**Problem to solve:** Take each line that has the word "interaction" and return it.

____ Exercise input

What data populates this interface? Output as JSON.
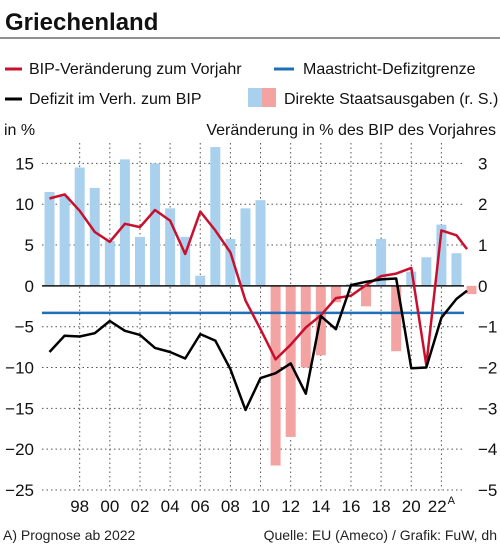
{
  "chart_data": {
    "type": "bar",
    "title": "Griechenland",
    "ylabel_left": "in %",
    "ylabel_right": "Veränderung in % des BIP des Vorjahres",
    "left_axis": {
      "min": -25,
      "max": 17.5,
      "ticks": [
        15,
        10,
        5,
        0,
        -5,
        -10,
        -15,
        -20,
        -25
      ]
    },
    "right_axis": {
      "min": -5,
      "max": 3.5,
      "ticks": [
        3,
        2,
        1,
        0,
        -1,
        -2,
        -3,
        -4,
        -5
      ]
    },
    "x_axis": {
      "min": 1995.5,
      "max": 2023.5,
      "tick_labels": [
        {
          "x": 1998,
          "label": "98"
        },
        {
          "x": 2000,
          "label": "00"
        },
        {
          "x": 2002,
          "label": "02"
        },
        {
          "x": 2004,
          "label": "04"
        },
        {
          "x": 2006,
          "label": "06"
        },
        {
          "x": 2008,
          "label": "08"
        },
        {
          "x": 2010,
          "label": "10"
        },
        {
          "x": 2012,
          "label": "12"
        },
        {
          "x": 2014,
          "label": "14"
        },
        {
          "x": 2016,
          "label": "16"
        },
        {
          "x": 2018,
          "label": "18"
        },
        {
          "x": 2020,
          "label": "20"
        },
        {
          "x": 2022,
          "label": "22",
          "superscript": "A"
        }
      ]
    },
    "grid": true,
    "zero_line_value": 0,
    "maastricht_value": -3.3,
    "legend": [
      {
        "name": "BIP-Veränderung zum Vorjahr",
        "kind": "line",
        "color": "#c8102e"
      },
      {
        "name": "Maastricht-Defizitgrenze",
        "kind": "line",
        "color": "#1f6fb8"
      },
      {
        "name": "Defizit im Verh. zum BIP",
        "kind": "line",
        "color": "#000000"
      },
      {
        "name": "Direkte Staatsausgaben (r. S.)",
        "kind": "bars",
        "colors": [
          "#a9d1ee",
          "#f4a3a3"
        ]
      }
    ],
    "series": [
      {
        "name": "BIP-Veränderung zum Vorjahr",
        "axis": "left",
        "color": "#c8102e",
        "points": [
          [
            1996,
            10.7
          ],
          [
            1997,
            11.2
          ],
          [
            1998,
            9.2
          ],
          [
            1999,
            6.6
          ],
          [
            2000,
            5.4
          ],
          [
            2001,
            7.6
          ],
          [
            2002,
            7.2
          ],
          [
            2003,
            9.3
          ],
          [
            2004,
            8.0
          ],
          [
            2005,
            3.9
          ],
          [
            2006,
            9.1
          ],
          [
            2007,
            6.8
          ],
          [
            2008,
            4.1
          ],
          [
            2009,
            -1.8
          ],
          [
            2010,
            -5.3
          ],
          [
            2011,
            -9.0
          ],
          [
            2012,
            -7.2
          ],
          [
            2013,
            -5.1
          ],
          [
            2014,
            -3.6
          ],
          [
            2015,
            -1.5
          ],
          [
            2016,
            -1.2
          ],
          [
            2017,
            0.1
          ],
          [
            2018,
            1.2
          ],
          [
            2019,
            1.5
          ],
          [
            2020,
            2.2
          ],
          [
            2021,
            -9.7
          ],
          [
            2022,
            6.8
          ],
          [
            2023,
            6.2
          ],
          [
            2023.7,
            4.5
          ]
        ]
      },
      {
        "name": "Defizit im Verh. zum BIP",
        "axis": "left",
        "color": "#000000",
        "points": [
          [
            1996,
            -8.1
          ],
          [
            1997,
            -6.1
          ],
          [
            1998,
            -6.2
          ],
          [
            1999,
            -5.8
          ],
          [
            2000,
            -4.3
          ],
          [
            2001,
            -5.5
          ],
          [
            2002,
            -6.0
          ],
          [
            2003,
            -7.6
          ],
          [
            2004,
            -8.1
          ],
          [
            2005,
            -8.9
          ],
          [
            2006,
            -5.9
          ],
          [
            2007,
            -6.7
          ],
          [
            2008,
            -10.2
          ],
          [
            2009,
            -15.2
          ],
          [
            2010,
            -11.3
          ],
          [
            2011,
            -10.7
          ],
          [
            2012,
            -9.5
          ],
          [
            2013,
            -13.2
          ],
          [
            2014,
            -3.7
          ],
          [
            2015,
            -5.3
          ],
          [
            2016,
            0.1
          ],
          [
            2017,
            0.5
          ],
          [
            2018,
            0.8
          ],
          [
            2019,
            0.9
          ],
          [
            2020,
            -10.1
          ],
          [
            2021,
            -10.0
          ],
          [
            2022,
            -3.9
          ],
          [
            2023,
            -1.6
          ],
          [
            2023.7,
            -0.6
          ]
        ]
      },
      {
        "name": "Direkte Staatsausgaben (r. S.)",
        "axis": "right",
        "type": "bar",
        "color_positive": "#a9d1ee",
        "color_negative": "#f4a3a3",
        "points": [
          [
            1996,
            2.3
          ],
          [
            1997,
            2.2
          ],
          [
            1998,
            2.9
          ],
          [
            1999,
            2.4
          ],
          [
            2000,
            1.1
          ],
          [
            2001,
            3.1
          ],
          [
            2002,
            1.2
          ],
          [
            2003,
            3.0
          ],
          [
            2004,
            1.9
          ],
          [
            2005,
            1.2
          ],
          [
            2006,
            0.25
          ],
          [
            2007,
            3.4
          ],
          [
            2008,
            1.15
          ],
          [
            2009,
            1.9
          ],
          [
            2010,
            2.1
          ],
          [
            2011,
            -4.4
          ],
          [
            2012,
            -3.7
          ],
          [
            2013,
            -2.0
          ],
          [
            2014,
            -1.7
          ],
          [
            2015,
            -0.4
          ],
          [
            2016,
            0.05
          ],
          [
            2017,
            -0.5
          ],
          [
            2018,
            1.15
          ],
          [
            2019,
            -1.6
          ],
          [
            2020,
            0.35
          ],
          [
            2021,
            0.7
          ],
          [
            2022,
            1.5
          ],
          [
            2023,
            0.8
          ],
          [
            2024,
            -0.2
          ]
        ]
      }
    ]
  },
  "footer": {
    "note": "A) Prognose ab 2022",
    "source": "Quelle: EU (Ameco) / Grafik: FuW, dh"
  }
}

________
____ Exercise input

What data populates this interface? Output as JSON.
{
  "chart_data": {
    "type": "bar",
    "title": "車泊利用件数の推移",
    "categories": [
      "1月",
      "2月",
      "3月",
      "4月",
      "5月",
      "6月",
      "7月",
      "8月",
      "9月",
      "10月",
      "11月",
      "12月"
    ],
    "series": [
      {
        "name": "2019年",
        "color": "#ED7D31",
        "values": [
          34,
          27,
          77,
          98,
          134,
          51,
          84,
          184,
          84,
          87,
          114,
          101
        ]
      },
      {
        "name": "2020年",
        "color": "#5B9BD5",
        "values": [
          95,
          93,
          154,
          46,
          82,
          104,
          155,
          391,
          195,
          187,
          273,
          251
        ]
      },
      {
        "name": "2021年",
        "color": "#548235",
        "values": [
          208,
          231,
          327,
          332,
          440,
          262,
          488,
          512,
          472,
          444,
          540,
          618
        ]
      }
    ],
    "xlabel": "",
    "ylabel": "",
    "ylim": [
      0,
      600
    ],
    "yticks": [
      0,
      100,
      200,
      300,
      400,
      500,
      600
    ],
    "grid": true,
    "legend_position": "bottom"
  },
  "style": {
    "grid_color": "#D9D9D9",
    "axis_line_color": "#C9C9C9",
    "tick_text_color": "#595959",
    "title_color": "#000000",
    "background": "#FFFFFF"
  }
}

________
____ Exercise input

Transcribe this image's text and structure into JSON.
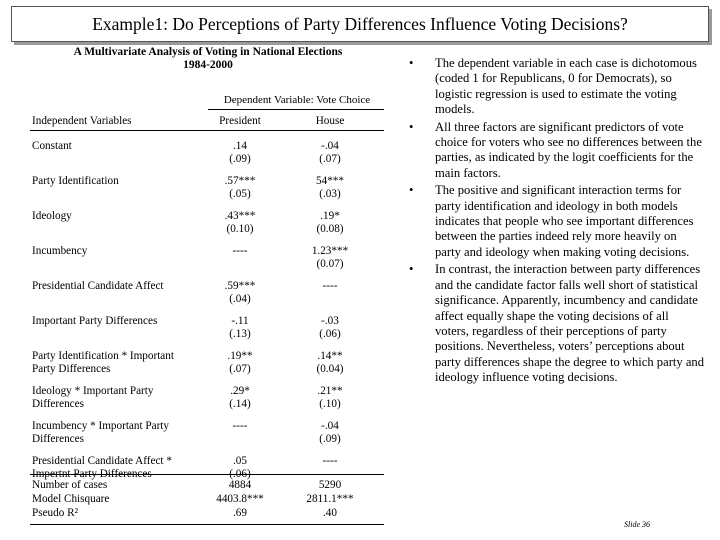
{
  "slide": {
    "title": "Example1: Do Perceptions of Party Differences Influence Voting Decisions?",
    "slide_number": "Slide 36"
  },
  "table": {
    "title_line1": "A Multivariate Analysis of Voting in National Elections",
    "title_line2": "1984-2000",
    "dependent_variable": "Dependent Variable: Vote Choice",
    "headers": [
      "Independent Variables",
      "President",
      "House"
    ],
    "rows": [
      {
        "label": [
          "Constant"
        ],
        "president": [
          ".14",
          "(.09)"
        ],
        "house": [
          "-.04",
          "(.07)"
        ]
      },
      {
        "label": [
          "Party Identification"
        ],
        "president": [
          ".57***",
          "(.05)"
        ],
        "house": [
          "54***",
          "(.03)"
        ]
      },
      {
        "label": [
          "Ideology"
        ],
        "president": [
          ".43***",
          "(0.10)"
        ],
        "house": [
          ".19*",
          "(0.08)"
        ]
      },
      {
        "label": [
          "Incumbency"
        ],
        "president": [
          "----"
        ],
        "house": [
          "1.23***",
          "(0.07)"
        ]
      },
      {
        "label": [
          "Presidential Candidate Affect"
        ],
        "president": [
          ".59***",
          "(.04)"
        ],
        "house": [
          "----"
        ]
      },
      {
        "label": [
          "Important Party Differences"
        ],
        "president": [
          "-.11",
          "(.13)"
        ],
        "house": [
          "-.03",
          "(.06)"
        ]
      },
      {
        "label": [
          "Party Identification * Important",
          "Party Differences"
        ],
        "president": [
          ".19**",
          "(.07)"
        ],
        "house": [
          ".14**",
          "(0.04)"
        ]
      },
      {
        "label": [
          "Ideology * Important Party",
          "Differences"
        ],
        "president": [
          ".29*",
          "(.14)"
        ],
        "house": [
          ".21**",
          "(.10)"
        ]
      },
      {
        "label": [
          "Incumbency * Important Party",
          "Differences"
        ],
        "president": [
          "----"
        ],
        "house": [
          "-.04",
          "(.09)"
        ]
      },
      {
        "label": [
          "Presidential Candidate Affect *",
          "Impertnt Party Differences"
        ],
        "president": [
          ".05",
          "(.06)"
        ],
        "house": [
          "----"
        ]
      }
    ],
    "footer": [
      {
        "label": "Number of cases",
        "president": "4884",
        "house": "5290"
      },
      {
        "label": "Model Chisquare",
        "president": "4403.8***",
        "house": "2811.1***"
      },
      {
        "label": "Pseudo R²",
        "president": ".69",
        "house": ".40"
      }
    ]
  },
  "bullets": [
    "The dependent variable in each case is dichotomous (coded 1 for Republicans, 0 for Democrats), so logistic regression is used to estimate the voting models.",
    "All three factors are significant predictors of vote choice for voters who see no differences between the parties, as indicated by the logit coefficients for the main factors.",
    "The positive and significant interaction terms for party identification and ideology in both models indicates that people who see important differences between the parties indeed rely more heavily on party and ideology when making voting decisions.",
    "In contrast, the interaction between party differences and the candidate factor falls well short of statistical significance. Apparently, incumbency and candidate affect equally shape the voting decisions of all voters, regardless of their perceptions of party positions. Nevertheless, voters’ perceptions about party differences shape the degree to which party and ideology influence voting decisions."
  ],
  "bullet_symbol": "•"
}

________

**Task result:**
    "The positive and significant interaction terms for party identification and ideology in both models indicates that people who see important differences between the parties indeed rely more heavily on party and ideology when making voting decisions.",
    "In contrast, the interaction between party differences and the candidate factor falls well short of statistical significance. Apparently, incumbency and candidate affect equally shape the voting decisions of all voters, regardless of their perceptions of party positions. Nevertheless, voters’ perceptions about party differences shape the degree to which party and ideology influence voting decisions."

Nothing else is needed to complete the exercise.